__What the task requires__.
For each line of the data below that holds "text", copy the line.

Records from a collection:
────────────────────────────────────────

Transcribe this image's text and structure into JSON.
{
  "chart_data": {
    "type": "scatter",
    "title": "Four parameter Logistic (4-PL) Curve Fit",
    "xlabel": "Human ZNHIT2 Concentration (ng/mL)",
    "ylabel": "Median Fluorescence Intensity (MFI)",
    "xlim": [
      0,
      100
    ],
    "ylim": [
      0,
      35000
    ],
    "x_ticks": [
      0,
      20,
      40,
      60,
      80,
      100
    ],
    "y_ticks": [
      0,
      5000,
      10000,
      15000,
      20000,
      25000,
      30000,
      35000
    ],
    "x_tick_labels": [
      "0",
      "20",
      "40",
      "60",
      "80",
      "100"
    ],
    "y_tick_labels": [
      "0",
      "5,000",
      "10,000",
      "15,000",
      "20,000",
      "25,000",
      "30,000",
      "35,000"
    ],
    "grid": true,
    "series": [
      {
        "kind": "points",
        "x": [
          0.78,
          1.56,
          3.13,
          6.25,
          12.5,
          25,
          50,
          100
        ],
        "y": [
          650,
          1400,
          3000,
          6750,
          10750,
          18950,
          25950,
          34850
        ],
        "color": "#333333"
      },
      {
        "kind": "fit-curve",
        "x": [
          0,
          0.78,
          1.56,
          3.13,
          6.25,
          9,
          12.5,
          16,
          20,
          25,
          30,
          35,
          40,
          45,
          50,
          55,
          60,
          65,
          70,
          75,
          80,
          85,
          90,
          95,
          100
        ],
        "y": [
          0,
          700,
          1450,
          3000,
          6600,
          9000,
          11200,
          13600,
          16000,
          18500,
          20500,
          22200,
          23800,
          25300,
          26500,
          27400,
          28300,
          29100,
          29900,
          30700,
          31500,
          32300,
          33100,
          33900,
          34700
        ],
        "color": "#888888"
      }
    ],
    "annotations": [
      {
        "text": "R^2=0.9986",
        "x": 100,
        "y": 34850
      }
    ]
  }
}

────────────────────────────────────────

__Task response__.
Transcribe this image's text and structure into JSON.
        "text": "R^2=0.9986",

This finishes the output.